_PROBLEM REQUIREMENTS_: Locate each line containing the string "быть" and copy it out.

▼

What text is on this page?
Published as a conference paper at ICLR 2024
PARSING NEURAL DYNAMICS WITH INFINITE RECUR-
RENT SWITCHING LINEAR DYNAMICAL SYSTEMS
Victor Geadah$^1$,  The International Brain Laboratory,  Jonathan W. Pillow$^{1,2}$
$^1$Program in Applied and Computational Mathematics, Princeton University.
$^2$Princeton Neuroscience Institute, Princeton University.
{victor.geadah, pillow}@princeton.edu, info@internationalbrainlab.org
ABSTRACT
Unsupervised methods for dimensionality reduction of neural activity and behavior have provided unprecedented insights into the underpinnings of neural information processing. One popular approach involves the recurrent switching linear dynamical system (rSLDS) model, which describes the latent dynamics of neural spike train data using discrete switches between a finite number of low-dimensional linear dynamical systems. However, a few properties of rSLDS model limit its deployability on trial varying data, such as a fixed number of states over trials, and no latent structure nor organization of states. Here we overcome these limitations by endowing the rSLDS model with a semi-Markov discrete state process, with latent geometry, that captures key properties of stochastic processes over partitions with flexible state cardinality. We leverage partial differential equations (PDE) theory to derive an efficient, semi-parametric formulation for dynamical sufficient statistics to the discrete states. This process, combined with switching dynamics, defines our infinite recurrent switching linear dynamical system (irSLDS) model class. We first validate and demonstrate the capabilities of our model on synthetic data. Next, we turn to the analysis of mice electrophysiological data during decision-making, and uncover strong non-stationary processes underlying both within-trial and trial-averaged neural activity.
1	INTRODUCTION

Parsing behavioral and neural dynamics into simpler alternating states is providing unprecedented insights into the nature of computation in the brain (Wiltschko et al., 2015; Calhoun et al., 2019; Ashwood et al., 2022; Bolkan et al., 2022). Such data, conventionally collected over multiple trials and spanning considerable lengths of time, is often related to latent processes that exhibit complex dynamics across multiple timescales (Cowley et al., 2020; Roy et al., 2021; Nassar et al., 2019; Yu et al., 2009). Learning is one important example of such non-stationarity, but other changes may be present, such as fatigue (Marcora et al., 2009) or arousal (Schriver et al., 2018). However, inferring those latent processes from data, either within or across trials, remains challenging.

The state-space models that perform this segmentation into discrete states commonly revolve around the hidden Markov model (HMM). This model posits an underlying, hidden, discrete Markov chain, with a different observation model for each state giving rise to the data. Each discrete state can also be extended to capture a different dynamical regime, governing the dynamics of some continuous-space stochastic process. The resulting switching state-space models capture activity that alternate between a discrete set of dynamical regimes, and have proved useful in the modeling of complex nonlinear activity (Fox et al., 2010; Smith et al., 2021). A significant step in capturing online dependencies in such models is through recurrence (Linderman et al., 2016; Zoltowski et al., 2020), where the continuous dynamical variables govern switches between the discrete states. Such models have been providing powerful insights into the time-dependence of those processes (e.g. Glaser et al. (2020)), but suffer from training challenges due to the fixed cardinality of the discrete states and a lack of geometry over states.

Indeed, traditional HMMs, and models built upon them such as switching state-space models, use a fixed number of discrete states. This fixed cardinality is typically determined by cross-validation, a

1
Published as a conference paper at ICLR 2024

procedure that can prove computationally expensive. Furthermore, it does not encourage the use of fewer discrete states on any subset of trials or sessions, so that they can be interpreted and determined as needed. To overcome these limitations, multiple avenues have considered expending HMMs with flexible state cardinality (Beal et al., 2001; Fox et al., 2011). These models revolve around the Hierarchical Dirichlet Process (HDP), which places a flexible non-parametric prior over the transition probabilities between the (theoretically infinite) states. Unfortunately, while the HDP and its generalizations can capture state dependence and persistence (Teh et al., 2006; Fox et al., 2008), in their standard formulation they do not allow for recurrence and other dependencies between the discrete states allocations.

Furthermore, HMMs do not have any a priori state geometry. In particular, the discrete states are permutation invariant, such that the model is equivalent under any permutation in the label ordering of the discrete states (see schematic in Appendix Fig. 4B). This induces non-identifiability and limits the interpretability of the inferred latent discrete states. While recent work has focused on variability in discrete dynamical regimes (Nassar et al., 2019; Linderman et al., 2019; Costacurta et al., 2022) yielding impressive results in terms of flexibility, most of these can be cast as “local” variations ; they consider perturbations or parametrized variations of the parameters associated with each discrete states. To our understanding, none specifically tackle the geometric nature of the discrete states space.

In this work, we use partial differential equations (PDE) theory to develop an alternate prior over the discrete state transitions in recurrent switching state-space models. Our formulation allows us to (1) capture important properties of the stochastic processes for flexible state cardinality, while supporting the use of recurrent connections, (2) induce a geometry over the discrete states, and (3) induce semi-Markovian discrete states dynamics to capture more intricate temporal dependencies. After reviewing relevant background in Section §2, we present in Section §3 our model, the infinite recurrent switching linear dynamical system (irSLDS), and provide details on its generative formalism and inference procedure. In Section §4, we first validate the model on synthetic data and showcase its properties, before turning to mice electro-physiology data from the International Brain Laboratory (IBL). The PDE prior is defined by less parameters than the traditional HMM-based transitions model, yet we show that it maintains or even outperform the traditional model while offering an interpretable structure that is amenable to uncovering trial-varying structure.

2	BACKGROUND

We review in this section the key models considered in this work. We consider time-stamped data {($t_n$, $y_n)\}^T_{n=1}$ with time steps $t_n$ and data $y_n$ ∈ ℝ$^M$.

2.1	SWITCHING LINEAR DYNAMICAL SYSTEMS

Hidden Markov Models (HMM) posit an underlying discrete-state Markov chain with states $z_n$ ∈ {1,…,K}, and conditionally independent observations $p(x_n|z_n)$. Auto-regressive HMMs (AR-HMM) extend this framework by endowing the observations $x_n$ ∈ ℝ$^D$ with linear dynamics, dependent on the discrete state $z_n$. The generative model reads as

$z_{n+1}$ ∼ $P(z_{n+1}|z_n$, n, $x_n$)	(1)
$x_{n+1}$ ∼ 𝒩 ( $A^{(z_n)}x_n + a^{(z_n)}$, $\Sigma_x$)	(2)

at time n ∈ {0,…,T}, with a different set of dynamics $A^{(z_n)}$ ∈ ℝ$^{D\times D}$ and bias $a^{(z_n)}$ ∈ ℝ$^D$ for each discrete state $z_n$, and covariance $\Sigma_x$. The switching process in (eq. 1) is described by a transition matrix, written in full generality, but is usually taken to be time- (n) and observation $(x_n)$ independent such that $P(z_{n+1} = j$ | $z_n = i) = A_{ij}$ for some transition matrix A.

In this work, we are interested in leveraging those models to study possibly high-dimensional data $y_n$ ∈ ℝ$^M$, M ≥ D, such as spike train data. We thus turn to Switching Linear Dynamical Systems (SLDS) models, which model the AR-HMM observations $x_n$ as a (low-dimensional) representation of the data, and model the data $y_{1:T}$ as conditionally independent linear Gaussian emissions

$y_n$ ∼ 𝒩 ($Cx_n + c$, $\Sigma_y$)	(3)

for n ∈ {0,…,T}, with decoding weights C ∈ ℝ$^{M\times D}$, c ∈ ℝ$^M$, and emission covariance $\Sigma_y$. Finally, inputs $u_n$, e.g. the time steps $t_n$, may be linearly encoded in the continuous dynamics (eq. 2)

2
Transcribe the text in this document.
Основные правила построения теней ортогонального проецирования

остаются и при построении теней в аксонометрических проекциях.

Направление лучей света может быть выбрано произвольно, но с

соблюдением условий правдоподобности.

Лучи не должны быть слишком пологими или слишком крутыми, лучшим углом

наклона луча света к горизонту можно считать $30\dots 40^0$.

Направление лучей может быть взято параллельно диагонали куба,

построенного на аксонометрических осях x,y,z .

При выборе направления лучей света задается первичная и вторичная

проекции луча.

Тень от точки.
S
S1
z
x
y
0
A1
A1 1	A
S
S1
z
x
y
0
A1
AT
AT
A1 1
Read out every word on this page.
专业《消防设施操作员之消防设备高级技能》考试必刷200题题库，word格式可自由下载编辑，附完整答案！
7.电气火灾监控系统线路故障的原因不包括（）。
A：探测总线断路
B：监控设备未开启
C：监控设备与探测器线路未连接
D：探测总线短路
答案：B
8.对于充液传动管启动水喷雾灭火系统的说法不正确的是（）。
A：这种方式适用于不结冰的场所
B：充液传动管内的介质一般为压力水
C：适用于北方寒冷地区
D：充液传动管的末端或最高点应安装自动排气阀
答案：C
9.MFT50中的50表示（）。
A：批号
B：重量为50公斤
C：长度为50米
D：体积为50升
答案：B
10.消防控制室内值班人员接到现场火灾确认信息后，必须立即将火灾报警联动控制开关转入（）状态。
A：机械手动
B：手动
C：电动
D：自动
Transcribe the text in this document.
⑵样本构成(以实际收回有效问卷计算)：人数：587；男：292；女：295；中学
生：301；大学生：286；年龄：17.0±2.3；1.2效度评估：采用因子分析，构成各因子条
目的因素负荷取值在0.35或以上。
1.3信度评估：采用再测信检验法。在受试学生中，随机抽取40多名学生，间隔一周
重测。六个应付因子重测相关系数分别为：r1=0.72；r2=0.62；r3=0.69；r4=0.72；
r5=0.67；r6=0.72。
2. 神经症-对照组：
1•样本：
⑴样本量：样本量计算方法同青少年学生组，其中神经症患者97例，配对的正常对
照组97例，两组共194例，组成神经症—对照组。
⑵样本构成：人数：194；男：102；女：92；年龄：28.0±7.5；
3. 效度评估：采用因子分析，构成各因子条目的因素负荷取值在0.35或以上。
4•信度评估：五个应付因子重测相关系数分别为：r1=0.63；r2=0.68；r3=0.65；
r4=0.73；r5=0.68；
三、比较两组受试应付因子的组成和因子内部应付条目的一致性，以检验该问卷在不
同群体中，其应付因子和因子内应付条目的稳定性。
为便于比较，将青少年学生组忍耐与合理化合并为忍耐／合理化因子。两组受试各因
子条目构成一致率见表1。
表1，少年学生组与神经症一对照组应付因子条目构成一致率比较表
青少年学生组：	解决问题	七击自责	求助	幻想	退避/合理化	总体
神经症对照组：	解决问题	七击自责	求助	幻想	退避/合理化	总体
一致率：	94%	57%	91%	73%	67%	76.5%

▲

_WRITTEN SOLUTION_:
Направление лучей света может быть выбрано произвольно, но с
Лучи не должны быть слишком пологими или слишком крутыми, лучшим углом
Направление лучей может быть взято параллельно диагонали куба,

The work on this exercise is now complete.